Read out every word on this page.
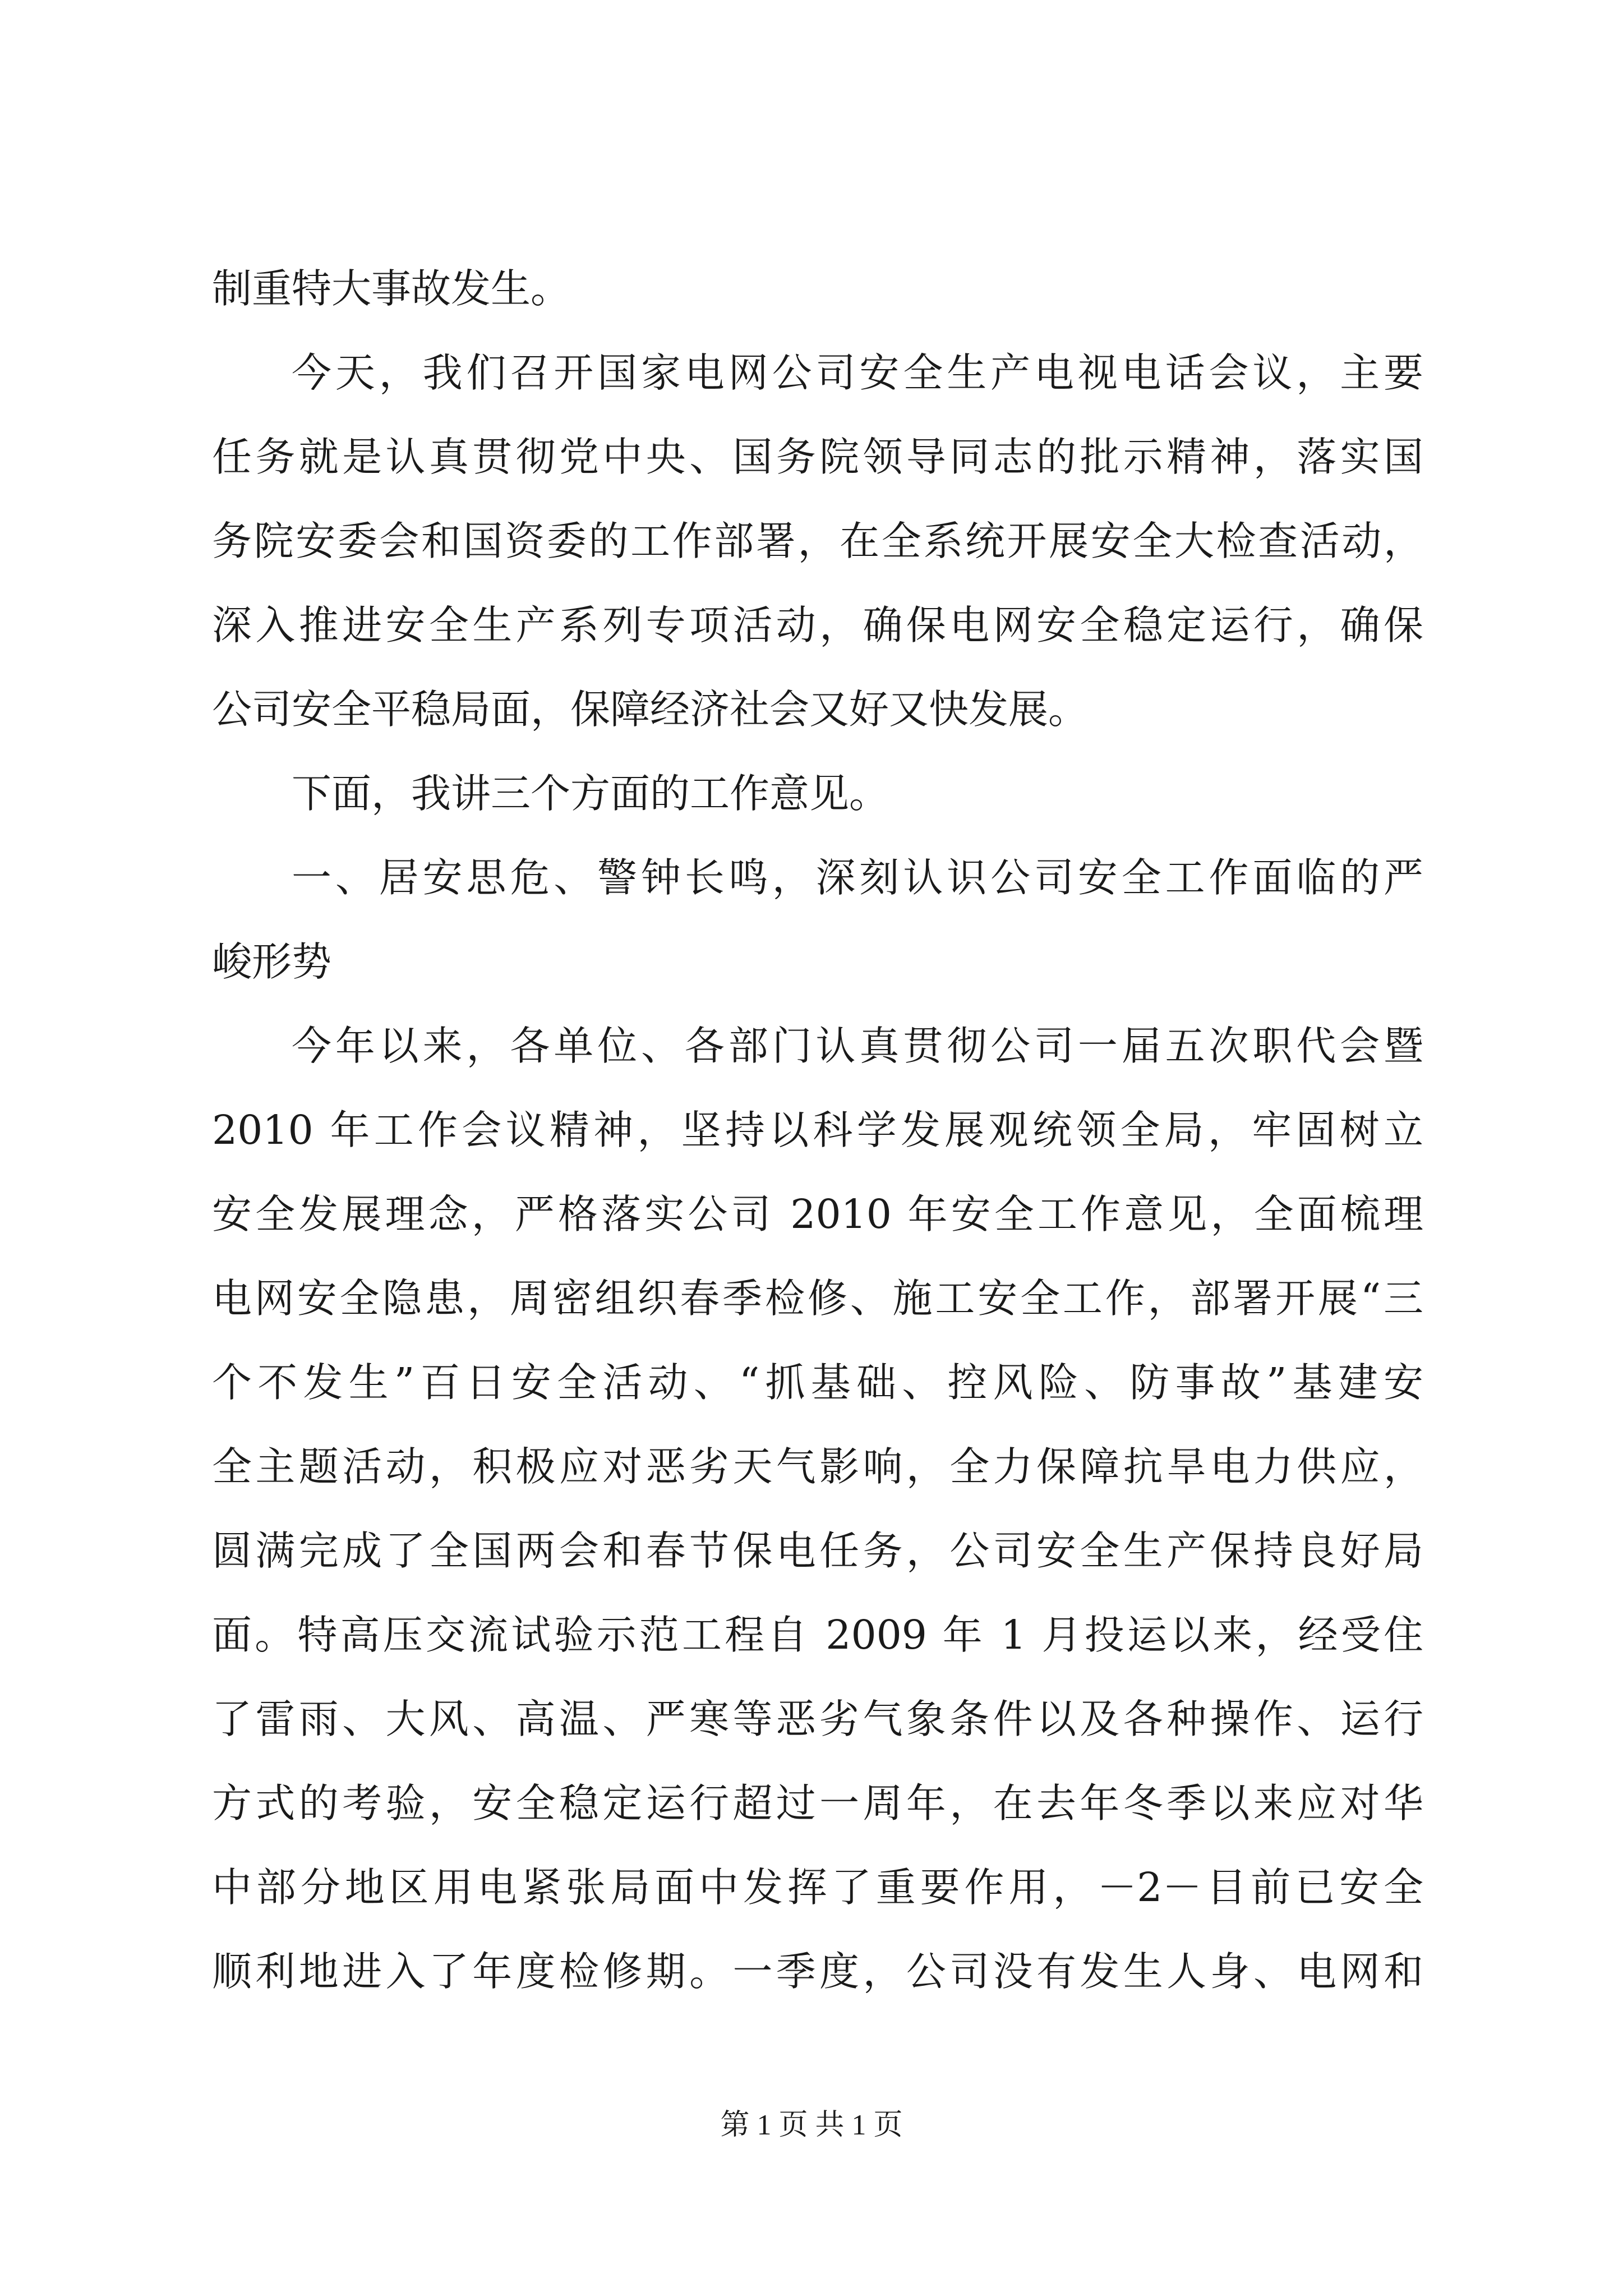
制重特大事故发生。
今天，我们召开国家电网公司安全生产电视电话会议，主要
任务就是认真贯彻党中央、国务院领导同志的批示精神，落实国
务院安委会和国资委的工作部署，在全系统开展安全大检查活动，
深入推进安全生产系列专项活动，确保电网安全稳定运行，确保
公司安全平稳局面，保障经济社会又好又快发展。
下面，我讲三个方面的工作意见。
一、居安思危、警钟长鸣，深刻认识公司安全工作面临的严
峻形势
今年以来，各单位、各部门认真贯彻公司一届五次职代会暨
2010 年工作会议精神，坚持以科学发展观统领全局，牢固树立
安全发展理念，严格落实公司 2010 年安全工作意见，全面梳理
电网安全隐患，周密组织春季检修、施工安全工作，部署开展“三
个不发生”百日安全活动、“抓基础、控风险、防事故”基建安
全主题活动，积极应对恶劣天气影响，全力保障抗旱电力供应，
圆满完成了全国两会和春节保电任务，公司安全生产保持良好局
面。特高压交流试验示范工程自 2009 年 1 月投运以来，经受住
了雷雨、大风、高温、严寒等恶劣气象条件以及各种操作、运行
方式的考验，安全稳定运行超过一周年，在去年冬季以来应对华
中部分地区用电紧张局面中发挥了重要作用，－2－目前已安全
顺利地进入了年度检修期。一季度，公司没有发生人身、电网和
第 1 页 共 1 页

● ● ● ● ●

The records above need to be given again exactly. Omit the pictures.

Read out every word on this page.
制重特大事故发生。
今天，我们召开国家电网公司安全生产电视电话会议，主要
任务就是认真贯彻党中央、国务院领导同志的批示精神，落实国
务院安委会和国资委的工作部署，在全系统开展安全大检查活动，
深入推进安全生产系列专项活动，确保电网安全稳定运行，确保
公司安全平稳局面，保障经济社会又好又快发展。
下面，我讲三个方面的工作意见。
一、居安思危、警钟长鸣，深刻认识公司安全工作面临的严
峻形势
今年以来，各单位、各部门认真贯彻公司一届五次职代会暨
2010 年工作会议精神，坚持以科学发展观统领全局，牢固树立
安全发展理念，严格落实公司 2010 年安全工作意见，全面梳理
电网安全隐患，周密组织春季检修、施工安全工作，部署开展“三
个不发生”百日安全活动、“抓基础、控风险、防事故”基建安
全主题活动，积极应对恶劣天气影响，全力保障抗旱电力供应，
圆满完成了全国两会和春节保电任务，公司安全生产保持良好局
面。特高压交流试验示范工程自 2009 年 1 月投运以来，经受住
了雷雨、大风、高温、严寒等恶劣气象条件以及各种操作、运行
方式的考验，安全稳定运行超过一周年，在去年冬季以来应对华
中部分地区用电紧张局面中发挥了重要作用，－2－目前已安全
顺利地进入了年度检修期。一季度，公司没有发生人身、电网和
第 1 页 共 1 页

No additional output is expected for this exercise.